● **RECORDS FOR PROCESSING**:
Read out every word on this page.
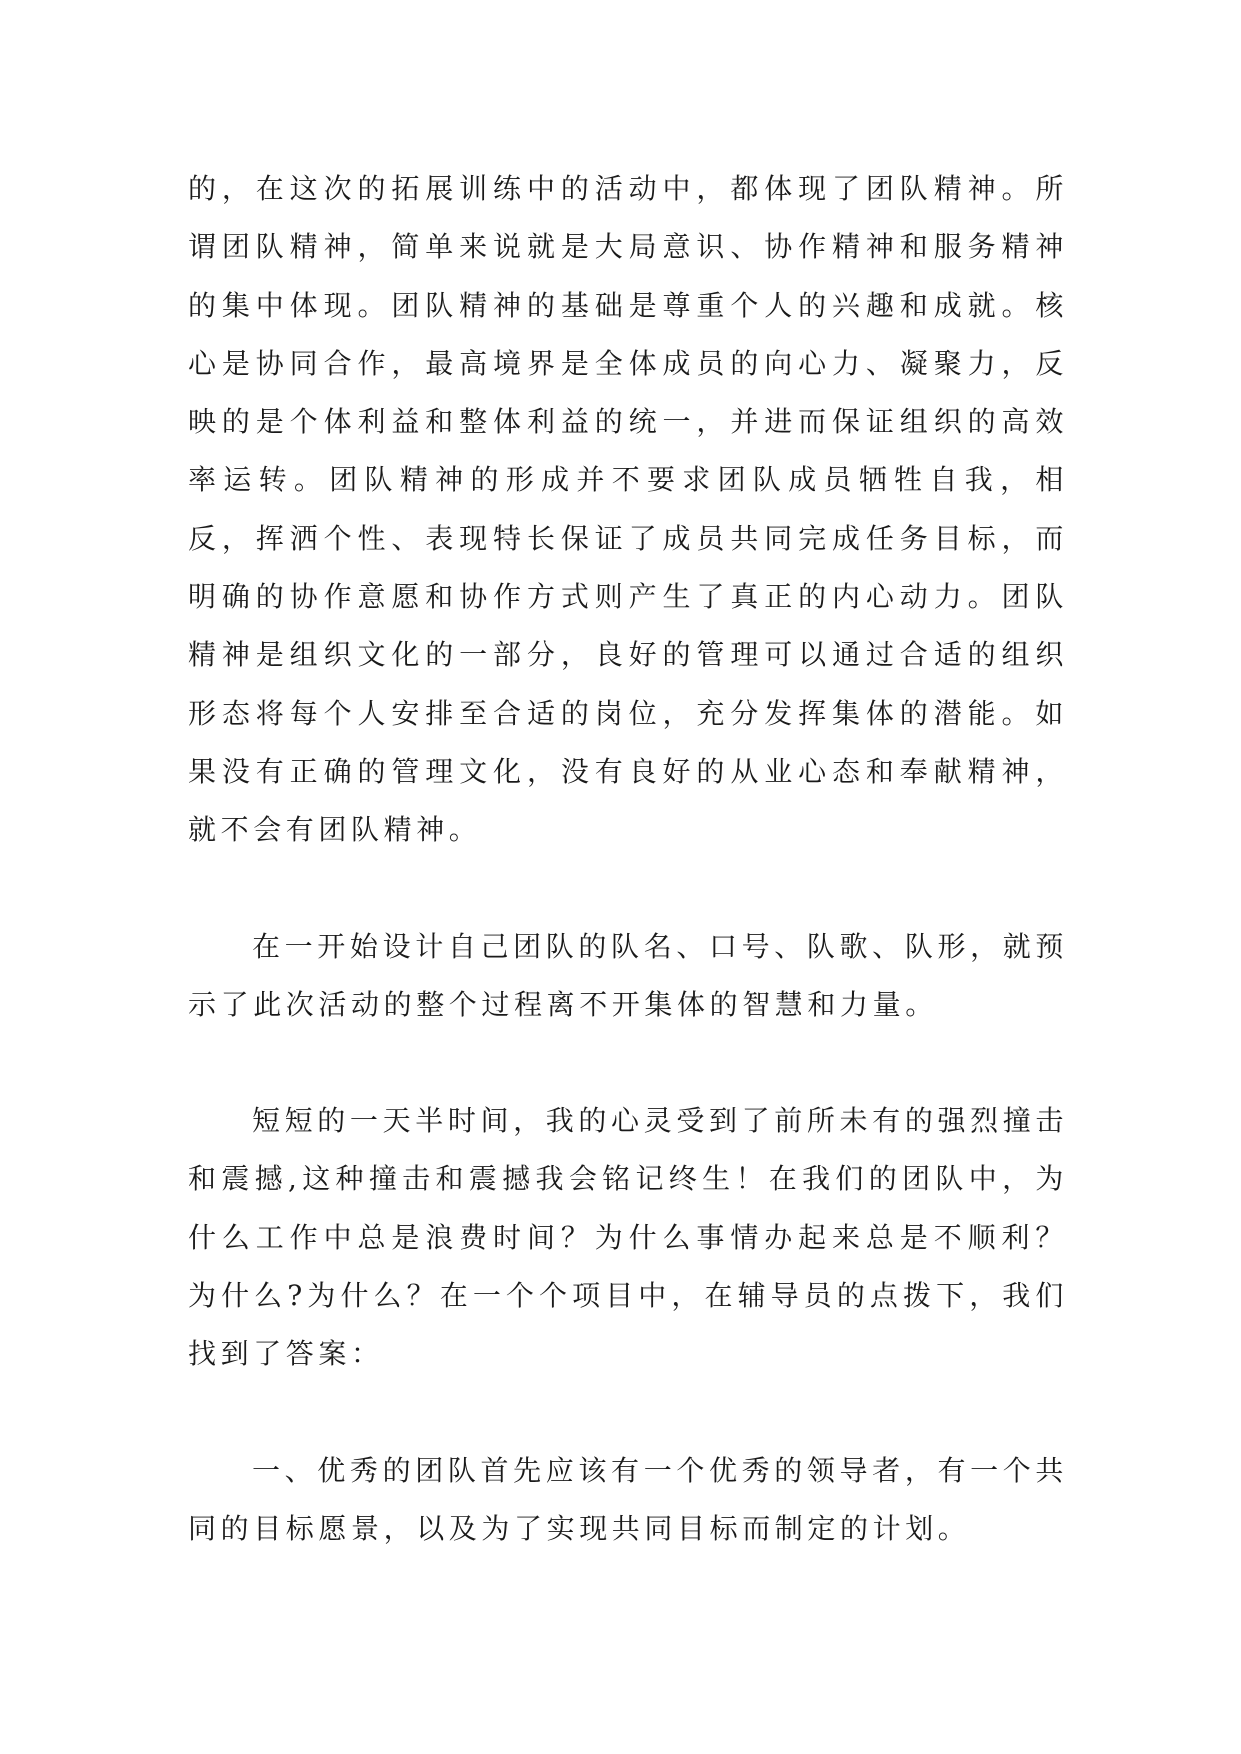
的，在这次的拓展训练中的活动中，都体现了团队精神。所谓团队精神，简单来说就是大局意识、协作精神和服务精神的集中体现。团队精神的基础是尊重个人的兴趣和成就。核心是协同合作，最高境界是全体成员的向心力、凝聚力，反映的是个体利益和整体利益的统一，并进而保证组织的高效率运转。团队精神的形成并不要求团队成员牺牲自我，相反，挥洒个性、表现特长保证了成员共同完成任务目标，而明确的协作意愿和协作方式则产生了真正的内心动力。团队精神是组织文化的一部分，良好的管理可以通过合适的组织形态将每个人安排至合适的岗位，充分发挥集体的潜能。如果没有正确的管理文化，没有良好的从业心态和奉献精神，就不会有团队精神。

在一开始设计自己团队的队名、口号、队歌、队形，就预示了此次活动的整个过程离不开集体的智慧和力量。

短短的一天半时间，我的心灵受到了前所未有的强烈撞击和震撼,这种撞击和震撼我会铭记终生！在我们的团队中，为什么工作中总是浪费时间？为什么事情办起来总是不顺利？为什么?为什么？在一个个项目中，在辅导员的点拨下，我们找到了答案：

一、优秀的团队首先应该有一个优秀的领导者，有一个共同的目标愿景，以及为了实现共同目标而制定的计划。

● **STATED PROBLEM**: Output the records above exactly as they are, leaving out the pictures.

● **THE RESULT**:
Read out every word on this page.
的，在这次的拓展训练中的活动中，都体现了团队精神。所谓团队精神，简单来说就是大局意识、协作精神和服务精神的集中体现。团队精神的基础是尊重个人的兴趣和成就。核心是协同合作，最高境界是全体成员的向心力、凝聚力，反映的是个体利益和整体利益的统一，并进而保证组织的高效率运转。团队精神的形成并不要求团队成员牺牲自我，相反，挥洒个性、表现特长保证了成员共同完成任务目标，而明确的协作意愿和协作方式则产生了真正的内心动力。团队精神是组织文化的一部分，良好的管理可以通过合适的组织形态将每个人安排至合适的岗位，充分发挥集体的潜能。如果没有正确的管理文化，没有良好的从业心态和奉献精神，就不会有团队精神。

在一开始设计自己团队的队名、口号、队歌、队形，就预示了此次活动的整个过程离不开集体的智慧和力量。

短短的一天半时间，我的心灵受到了前所未有的强烈撞击和震撼,这种撞击和震撼我会铭记终生！在我们的团队中，为什么工作中总是浪费时间？为什么事情办起来总是不顺利？为什么?为什么？在一个个项目中，在辅导员的点拨下，我们找到了答案：

一、优秀的团队首先应该有一个优秀的领导者，有一个共同的目标愿景，以及为了实现共同目标而制定的计划。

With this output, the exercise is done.